**EXERCISE**. Return a copy of each line that holds the string "measurements".

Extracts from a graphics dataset

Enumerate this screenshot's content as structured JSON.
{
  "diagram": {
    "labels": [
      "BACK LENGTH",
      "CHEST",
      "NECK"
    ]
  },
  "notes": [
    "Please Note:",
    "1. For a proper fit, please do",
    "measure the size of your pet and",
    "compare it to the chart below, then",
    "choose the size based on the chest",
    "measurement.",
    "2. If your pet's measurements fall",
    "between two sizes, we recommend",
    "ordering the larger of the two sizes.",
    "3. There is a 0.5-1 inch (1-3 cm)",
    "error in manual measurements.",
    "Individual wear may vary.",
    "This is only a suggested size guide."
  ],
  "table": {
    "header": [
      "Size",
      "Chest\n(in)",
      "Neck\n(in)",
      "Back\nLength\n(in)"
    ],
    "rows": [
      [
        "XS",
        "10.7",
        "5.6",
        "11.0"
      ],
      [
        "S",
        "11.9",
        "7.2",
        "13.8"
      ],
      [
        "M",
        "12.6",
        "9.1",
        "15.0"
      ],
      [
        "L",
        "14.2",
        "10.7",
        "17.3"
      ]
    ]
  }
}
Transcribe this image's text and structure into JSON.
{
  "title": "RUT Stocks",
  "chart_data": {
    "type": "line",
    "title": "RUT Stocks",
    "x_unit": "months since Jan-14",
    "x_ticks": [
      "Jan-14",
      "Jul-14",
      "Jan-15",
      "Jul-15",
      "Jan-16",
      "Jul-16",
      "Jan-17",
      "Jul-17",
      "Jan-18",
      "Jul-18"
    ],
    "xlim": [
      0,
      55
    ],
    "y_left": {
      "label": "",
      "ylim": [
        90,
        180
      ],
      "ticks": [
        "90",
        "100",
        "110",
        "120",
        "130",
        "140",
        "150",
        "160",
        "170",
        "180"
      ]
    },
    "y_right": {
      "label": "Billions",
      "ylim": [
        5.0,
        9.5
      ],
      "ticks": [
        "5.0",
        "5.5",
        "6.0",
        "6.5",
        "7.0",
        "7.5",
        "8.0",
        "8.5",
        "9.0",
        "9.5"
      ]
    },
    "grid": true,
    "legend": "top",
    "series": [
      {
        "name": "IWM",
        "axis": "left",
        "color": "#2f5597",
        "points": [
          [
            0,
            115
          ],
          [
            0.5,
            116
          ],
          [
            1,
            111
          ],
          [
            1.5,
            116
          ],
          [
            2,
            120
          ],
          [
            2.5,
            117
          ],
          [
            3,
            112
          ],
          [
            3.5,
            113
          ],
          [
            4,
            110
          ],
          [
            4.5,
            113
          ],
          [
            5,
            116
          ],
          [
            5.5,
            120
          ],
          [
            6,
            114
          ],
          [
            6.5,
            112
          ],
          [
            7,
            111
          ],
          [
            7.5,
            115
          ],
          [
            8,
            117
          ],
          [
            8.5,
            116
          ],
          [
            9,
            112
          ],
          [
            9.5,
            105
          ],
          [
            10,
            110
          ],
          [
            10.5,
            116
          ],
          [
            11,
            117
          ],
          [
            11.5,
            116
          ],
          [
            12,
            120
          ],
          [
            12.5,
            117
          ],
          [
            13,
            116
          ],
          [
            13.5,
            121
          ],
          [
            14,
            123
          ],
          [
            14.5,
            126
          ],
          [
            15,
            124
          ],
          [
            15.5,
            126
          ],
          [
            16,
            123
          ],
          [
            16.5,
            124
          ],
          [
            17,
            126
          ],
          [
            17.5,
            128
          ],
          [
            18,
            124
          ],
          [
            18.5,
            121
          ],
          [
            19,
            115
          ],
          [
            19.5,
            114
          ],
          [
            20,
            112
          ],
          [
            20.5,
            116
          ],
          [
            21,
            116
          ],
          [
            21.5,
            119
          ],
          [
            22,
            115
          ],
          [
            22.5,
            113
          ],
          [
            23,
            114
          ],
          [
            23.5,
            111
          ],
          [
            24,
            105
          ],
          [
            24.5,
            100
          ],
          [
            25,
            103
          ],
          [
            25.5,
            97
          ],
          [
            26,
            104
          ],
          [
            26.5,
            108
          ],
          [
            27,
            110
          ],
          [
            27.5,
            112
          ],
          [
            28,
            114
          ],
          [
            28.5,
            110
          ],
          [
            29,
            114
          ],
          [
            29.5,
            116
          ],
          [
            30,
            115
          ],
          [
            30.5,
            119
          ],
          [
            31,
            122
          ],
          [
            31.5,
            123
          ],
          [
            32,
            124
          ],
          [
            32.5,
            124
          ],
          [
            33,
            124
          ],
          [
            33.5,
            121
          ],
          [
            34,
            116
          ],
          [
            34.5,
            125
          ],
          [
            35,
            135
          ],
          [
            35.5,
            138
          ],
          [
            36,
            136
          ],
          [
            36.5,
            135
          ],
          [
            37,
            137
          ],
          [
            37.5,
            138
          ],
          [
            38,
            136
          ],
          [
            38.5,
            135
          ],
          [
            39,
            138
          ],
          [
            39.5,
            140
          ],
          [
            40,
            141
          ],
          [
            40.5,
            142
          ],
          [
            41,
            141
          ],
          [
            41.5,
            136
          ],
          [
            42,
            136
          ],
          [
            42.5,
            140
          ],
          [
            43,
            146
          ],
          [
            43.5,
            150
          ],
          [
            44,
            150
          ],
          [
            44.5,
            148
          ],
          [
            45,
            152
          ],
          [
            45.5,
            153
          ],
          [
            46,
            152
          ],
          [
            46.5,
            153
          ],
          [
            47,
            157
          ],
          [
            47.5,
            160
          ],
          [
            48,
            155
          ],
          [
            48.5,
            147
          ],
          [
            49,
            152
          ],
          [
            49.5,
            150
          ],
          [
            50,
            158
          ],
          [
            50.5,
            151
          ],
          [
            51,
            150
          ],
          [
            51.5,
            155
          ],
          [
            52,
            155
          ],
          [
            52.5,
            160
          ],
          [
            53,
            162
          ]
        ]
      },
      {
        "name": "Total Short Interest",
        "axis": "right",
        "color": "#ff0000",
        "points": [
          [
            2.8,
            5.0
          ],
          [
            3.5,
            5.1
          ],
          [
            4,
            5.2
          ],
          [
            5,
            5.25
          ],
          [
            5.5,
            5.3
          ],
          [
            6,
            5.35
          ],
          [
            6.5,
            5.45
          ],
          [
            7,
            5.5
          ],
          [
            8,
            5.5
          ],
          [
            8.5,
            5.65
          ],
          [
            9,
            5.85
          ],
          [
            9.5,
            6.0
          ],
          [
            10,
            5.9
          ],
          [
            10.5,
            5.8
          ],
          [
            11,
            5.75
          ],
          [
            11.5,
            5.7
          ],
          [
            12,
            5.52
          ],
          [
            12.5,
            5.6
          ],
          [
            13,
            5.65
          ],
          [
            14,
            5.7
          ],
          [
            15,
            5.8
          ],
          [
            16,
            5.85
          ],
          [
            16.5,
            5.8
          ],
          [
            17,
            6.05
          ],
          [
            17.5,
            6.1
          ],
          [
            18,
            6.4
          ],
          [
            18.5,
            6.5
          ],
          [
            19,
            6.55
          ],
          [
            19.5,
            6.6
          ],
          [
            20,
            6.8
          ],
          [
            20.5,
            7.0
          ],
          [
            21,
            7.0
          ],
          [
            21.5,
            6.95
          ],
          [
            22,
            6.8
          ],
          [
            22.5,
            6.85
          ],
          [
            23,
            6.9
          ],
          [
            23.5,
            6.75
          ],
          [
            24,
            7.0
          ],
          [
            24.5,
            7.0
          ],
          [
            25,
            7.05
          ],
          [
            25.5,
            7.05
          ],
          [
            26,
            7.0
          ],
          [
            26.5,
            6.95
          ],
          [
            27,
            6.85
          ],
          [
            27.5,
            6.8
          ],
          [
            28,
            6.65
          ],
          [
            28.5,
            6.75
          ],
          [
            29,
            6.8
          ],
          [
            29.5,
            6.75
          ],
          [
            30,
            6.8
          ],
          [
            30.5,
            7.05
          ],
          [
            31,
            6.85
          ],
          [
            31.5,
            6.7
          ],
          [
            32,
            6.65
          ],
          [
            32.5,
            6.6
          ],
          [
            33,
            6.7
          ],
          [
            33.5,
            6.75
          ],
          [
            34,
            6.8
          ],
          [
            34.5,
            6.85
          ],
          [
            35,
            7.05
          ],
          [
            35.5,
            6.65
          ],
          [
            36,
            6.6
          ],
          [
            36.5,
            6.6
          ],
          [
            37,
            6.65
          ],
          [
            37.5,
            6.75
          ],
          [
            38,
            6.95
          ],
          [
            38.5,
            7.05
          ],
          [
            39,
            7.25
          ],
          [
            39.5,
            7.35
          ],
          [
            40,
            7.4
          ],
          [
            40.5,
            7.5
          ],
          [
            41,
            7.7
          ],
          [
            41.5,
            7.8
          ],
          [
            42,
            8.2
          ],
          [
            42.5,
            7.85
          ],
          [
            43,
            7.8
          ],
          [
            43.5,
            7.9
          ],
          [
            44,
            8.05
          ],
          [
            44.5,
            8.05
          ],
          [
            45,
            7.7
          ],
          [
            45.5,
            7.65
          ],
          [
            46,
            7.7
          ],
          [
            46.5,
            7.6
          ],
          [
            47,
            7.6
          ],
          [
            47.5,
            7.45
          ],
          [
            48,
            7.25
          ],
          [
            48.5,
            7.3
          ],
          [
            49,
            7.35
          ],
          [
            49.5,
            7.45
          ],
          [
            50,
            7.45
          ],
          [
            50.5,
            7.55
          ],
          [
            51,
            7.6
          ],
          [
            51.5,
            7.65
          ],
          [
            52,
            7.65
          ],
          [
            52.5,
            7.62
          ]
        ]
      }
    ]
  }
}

**PROBLEM SOLUTION**.
    "2. If your pet's measurements fall",
    "error in manual measurements.",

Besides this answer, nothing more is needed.